*PROVIDED PASSAGE*.
::::
What's growing in the garden?

Spring is going and summer is upon us; the medicinal garden at the RCP is a kaleidoscope of greens of every hue, splashed with colours from every continent. The North American beds provide interest all summer. They include plants that produced wart cures that became cancer treatments, fraudulent cures for venereal disease, tobacco substitutes and popular modern herbal medicines like Echinacea and Evening Primrose oil – and much more.

In the world medicine beds we find Veratrum which gives a treatment for eclampsia and a novel anticancer therapy; Scopolia, the source of the ‘truth drug’ scopolamine; yew trees for breast cancer; Ephedra for asthma, amphetamines and ecstasy.

The eight flowerbeds in St Andrews Place have gone from bare winter’s earth to giant greenery – Angelica two metres high, and butterbur with leaves as big as an umbrella cloistered in by box parterres. As June arrives the apothecary’s rose, swathes of scarlet corn poppies, bright yellow greater celandine with its golden sap, marigolds, wild delphiniums, and sky blue flowers of chicory will delight the eyes, and titillate the brain with the wonderful stories that they tell to those who know.

Papaver rhoeas L., corn poppy
Papaver rhoeas L., corn poppy

In the main garden around the lawn, the giant Chilean Drimys winteri will finish flowering soon, but reminds us of its importance in treating scurvy in Sir Francis Drake’s fleet early in his circumnavigation of the world (1577–1580). The great plane tree, whose ancestor sheltered Hippocrates when teaching his students on the Island of Cos 2,300 years ago, covers a wild flower meadow where we grow common spurge – Euphorbia, a weed in every garden – as it honours a Greek physician at the time of the Roman Empire, and is the source of a new treatment for rodent ulcers.
::::
*ENTRIES SUPPLIED*.
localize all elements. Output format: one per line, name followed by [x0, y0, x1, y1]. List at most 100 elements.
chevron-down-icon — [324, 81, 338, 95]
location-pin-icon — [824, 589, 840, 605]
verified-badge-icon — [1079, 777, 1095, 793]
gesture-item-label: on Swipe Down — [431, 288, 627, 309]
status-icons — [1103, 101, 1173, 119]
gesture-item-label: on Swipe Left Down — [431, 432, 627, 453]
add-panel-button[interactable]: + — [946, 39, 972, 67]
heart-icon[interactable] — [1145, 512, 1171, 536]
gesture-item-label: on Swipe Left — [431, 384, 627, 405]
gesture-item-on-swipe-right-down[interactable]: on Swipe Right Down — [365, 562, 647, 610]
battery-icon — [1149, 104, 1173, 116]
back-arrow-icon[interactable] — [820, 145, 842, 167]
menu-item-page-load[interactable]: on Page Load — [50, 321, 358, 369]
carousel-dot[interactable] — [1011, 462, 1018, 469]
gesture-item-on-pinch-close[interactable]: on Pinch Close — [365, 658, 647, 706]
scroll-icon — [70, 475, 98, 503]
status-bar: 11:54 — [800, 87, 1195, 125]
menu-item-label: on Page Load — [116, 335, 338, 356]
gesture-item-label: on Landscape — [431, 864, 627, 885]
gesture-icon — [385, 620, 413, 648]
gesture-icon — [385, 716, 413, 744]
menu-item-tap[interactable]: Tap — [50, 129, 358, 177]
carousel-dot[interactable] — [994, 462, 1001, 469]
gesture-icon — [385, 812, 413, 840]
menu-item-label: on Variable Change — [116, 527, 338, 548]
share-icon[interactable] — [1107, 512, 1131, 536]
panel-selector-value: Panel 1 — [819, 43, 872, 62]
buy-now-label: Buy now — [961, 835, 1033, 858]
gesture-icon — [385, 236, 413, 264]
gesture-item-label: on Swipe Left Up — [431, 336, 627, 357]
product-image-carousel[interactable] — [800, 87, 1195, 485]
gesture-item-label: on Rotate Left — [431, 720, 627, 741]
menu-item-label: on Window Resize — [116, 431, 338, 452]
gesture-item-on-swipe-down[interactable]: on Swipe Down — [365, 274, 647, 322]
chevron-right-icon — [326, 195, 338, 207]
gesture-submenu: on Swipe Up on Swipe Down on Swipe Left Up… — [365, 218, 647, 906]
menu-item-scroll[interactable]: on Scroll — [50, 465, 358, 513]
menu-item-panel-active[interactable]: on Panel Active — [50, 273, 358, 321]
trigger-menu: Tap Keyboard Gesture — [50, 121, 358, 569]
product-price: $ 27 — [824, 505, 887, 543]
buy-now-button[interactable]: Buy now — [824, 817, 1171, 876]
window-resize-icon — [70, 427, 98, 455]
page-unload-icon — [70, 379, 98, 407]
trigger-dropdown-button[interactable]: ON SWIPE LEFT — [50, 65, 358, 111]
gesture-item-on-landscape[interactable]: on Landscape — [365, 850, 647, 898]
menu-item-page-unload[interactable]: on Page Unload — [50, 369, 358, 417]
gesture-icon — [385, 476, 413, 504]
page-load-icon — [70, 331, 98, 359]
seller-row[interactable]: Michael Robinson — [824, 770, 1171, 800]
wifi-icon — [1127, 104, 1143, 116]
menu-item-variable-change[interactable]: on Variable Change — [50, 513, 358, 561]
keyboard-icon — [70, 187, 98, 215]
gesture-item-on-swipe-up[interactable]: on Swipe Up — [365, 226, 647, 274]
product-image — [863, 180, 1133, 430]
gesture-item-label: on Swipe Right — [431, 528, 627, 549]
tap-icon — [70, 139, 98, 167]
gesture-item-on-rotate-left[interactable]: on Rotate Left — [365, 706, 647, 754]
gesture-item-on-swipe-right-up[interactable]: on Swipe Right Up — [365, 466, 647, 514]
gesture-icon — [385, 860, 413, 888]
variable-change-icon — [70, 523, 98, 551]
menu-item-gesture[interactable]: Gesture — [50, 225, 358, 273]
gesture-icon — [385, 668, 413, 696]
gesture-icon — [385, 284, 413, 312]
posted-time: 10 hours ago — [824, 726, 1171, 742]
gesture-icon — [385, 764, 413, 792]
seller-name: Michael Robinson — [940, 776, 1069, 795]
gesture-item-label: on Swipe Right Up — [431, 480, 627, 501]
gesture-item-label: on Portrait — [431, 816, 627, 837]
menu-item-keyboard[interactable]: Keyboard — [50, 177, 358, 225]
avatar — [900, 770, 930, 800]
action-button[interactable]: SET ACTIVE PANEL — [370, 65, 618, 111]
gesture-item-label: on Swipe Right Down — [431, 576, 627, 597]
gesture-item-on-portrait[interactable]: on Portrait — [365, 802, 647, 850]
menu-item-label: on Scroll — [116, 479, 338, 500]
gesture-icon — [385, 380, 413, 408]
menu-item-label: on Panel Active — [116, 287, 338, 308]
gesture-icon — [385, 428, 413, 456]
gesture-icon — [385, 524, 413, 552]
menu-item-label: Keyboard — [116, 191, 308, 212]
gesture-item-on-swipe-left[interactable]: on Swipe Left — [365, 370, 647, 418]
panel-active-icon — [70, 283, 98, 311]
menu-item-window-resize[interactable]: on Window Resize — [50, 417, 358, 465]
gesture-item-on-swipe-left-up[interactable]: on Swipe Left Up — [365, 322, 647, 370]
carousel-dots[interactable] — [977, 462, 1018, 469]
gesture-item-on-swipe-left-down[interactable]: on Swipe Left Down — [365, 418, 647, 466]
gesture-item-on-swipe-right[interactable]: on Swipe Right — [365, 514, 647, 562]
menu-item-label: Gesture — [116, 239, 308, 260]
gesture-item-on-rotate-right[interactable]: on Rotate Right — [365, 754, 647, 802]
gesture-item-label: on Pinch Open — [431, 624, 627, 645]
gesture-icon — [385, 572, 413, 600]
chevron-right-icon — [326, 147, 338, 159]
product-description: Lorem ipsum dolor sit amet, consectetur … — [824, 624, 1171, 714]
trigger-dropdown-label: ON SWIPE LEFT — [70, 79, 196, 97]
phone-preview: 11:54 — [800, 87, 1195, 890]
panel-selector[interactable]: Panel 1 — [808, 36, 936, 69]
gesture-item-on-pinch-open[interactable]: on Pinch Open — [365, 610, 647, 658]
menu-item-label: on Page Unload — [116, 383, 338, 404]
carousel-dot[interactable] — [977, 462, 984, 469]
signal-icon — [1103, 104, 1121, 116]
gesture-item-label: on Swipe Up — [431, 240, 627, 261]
::::
*TASK DIRECTIONS*. Please name the plant that the garden text gives as the source of the "truth drug" scopolamine.

*RESPONSE*. Scopolia